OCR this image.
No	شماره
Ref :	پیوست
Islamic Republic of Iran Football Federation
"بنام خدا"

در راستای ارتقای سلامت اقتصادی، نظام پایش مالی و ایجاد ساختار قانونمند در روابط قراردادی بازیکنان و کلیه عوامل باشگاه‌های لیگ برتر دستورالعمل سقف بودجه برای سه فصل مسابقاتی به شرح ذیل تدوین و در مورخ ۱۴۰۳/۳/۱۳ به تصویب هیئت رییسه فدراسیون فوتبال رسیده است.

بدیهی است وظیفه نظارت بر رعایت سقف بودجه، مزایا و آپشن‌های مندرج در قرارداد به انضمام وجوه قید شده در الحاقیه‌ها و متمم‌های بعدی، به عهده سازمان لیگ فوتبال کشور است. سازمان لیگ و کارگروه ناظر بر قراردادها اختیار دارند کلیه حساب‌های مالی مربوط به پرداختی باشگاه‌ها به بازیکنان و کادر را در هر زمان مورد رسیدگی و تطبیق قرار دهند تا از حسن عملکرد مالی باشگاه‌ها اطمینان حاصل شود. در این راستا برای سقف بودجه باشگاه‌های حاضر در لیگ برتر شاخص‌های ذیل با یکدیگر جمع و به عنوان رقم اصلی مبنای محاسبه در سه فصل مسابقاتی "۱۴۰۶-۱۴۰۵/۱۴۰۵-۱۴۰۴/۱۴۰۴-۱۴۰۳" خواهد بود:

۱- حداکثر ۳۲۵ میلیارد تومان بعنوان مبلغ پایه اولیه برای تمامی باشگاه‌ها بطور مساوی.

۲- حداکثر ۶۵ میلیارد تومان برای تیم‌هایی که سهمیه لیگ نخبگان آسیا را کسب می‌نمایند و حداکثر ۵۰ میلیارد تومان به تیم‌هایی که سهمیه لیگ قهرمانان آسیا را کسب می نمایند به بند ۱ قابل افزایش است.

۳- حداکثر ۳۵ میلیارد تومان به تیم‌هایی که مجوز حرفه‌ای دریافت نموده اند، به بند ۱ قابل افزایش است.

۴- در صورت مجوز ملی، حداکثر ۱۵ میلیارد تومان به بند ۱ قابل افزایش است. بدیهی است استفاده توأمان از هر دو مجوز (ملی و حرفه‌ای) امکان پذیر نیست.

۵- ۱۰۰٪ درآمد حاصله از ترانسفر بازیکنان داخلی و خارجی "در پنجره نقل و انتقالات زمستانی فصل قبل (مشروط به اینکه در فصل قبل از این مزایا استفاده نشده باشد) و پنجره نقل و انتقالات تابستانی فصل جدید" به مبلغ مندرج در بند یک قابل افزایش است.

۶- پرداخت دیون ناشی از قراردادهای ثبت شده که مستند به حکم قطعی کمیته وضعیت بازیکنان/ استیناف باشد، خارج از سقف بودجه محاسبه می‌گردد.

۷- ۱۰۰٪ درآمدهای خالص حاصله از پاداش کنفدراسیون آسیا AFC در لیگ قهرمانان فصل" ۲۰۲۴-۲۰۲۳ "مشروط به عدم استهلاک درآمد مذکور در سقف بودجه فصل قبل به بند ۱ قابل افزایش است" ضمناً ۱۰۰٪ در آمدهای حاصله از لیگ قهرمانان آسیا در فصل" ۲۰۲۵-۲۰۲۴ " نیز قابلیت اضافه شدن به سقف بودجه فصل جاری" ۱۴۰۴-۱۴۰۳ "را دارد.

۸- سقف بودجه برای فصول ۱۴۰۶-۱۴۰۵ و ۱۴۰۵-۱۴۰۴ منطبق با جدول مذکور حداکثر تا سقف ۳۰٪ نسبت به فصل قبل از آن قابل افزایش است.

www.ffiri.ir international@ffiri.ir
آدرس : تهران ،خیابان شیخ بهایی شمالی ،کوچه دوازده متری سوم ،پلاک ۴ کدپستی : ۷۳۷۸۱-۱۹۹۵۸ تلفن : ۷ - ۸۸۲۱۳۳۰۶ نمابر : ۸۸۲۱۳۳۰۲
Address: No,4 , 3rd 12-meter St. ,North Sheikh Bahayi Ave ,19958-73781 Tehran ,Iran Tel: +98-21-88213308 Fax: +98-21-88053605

EXERCISE BRIEF: Reproduce the whole listing word for word.

RESPONSE TO THIS TASK:
OCR this image.
No	شماره
Ref :	پیوست
Islamic Republic of Iran Football Federation
"بنام خدا"

در راستای ارتقای سلامت اقتصادی، نظام پایش مالی و ایجاد ساختار قانونمند در روابط قراردادی بازیکنان و کلیه عوامل باشگاه‌های لیگ برتر دستورالعمل سقف بودجه برای سه فصل مسابقاتی به شرح ذیل تدوین و در مورخ ۱۴۰۳/۳/۱۳ به تصویب هیئت رییسه فدراسیون فوتبال رسیده است.

بدیهی است وظیفه نظارت بر رعایت سقف بودجه، مزایا و آپشن‌های مندرج در قرارداد به انضمام وجوه قید شده در الحاقیه‌ها و متمم‌های بعدی، به عهده سازمان لیگ فوتبال کشور است. سازمان لیگ و کارگروه ناظر بر قراردادها اختیار دارند کلیه حساب‌های مالی مربوط به پرداختی باشگاه‌ها به بازیکنان و کادر را در هر زمان مورد رسیدگی و تطبیق قرار دهند تا از حسن عملکرد مالی باشگاه‌ها اطمینان حاصل شود. در این راستا برای سقف بودجه باشگاه‌های حاضر در لیگ برتر شاخص‌های ذیل با یکدیگر جمع و به عنوان رقم اصلی مبنای محاسبه در سه فصل مسابقاتی "۱۴۰۶-۱۴۰۵/۱۴۰۵-۱۴۰۴/۱۴۰۴-۱۴۰۳" خواهد بود:

۱- حداکثر ۳۲۵ میلیارد تومان بعنوان مبلغ پایه اولیه برای تمامی باشگاه‌ها بطور مساوی.

۲- حداکثر ۶۵ میلیارد تومان برای تیم‌هایی که سهمیه لیگ نخبگان آسیا را کسب می‌نمایند و حداکثر ۵۰ میلیارد تومان به تیم‌هایی که سهمیه لیگ قهرمانان آسیا را کسب می نمایند به بند ۱ قابل افزایش است.

۳- حداکثر ۳۵ میلیارد تومان به تیم‌هایی که مجوز حرفه‌ای دریافت نموده اند، به بند ۱ قابل افزایش است.

۴- در صورت مجوز ملی، حداکثر ۱۵ میلیارد تومان به بند ۱ قابل افزایش است. بدیهی است استفاده توأمان از هر دو مجوز (ملی و حرفه‌ای) امکان پذیر نیست.

۵- ۱۰۰٪ درآمد حاصله از ترانسفر بازیکنان داخلی و خارجی "در پنجره نقل و انتقالات زمستانی فصل قبل (مشروط به اینکه در فصل قبل از این مزایا استفاده نشده باشد) و پنجره نقل و انتقالات تابستانی فصل جدید" به مبلغ مندرج در بند یک قابل افزایش است.

۶- پرداخت دیون ناشی از قراردادهای ثبت شده که مستند به حکم قطعی کمیته وضعیت بازیکنان/ استیناف باشد، خارج از سقف بودجه محاسبه می‌گردد.

۷- ۱۰۰٪ درآمدهای خالص حاصله از پاداش کنفدراسیون آسیا AFC در لیگ قهرمانان فصل" ۲۰۲۴-۲۰۲۳ "مشروط به عدم استهلاک درآمد مذکور در سقف بودجه فصل قبل به بند ۱ قابل افزایش است" ضمناً ۱۰۰٪ در آمدهای حاصله از لیگ قهرمانان آسیا در فصل" ۲۰۲۵-۲۰۲۴ " نیز قابلیت اضافه شدن به سقف بودجه فصل جاری" ۱۴۰۴-۱۴۰۳ "را دارد.

۸- سقف بودجه برای فصول ۱۴۰۶-۱۴۰۵ و ۱۴۰۵-۱۴۰۴ منطبق با جدول مذکور حداکثر تا سقف ۳۰٪ نسبت به فصل قبل از آن قابل افزایش است.

www.ffiri.ir international@ffiri.ir
آدرس : تهران ،خیابان شیخ بهایی شمالی ،کوچه دوازده متری سوم ،پلاک ۴ کدپستی : ۷۳۷۸۱-۱۹۹۵۸ تلفن : ۷ - ۸۸۲۱۳۳۰۶ نمابر : ۸۸۲۱۳۳۰۲
Address: No,4 , 3rd 12-meter St. ,North Sheikh Bahayi Ave ,19958-73781 Tehran ,Iran Tel: +98-21-88213308 Fax: +98-21-88053605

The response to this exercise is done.